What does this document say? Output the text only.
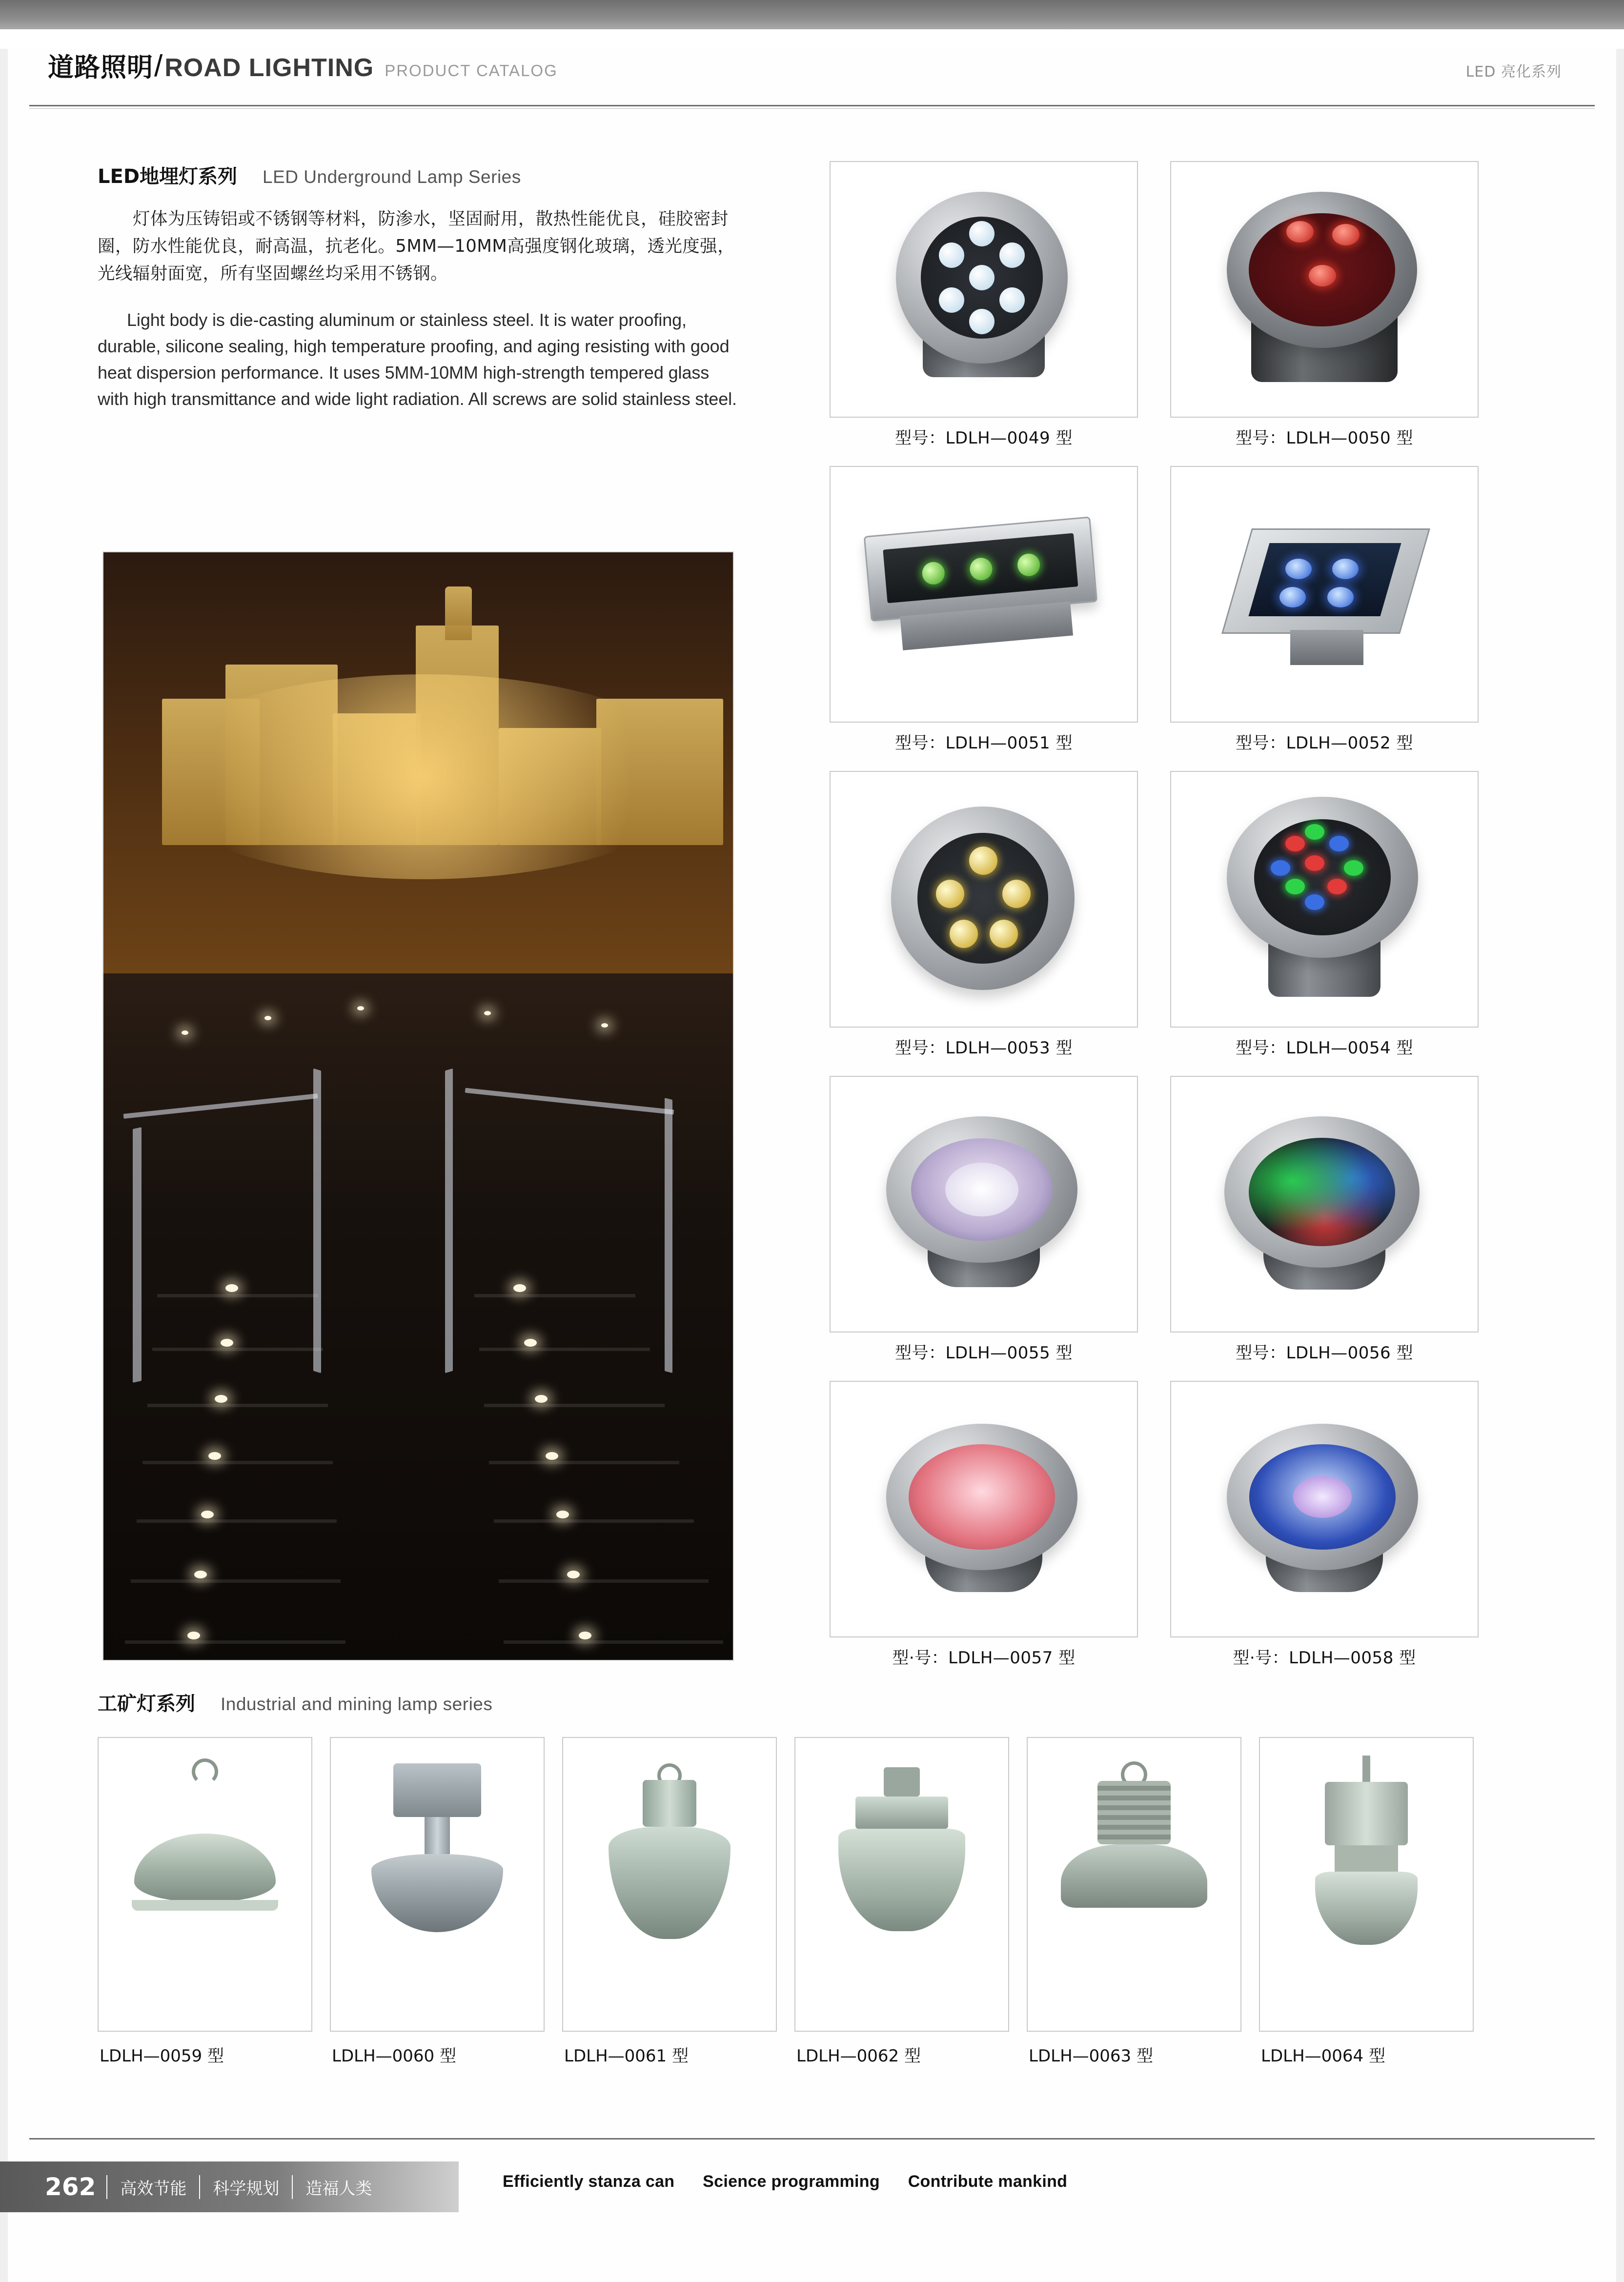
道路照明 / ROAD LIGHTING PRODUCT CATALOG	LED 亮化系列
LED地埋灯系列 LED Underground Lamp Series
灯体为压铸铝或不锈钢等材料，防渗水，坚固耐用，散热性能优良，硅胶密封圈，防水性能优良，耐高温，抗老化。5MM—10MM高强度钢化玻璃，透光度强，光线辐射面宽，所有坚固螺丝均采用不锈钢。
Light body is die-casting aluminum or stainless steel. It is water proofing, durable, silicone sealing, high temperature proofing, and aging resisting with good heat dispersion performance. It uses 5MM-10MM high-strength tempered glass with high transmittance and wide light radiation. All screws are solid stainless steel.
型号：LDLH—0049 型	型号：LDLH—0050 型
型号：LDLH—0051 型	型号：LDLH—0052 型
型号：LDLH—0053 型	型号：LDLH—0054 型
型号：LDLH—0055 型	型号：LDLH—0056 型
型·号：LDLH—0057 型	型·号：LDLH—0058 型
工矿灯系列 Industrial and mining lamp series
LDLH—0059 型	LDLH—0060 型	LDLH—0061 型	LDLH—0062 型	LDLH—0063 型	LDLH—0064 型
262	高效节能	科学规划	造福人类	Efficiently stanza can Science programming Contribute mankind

^^^^^^^^^^^^^^^^

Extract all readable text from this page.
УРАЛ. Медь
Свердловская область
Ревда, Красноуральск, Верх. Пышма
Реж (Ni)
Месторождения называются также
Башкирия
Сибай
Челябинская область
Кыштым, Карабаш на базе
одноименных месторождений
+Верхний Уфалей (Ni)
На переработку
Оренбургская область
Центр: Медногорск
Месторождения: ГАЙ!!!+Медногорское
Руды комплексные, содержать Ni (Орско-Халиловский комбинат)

^^^^^^^^^^^^^^^^

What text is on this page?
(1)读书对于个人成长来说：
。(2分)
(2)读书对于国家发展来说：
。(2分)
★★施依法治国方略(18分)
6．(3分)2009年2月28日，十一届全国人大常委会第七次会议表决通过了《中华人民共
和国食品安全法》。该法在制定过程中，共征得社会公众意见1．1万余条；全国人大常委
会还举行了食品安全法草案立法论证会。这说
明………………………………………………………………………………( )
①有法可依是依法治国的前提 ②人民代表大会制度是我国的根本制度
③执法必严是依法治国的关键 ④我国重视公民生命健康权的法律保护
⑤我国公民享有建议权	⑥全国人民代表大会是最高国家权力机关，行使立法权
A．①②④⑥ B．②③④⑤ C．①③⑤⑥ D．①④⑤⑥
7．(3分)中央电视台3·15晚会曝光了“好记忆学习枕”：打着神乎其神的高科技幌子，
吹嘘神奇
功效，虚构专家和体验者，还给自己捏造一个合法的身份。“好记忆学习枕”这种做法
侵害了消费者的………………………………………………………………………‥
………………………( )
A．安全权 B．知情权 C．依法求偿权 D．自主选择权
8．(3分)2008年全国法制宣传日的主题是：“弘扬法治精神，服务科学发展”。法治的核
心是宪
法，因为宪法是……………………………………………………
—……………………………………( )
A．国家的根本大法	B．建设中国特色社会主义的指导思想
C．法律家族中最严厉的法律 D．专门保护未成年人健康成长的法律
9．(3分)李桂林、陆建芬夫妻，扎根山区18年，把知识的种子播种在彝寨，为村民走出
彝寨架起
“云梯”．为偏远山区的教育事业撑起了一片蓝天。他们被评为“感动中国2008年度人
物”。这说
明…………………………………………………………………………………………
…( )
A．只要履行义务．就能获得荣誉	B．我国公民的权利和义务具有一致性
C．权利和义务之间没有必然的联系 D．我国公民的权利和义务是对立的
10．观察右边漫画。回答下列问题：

^^^^^^^^^^^^^^^^

• EXERCISE: In the entries above, count each line with "好记忆学习枕"; reply with the total only.

• CORRECT OUTPUT: 2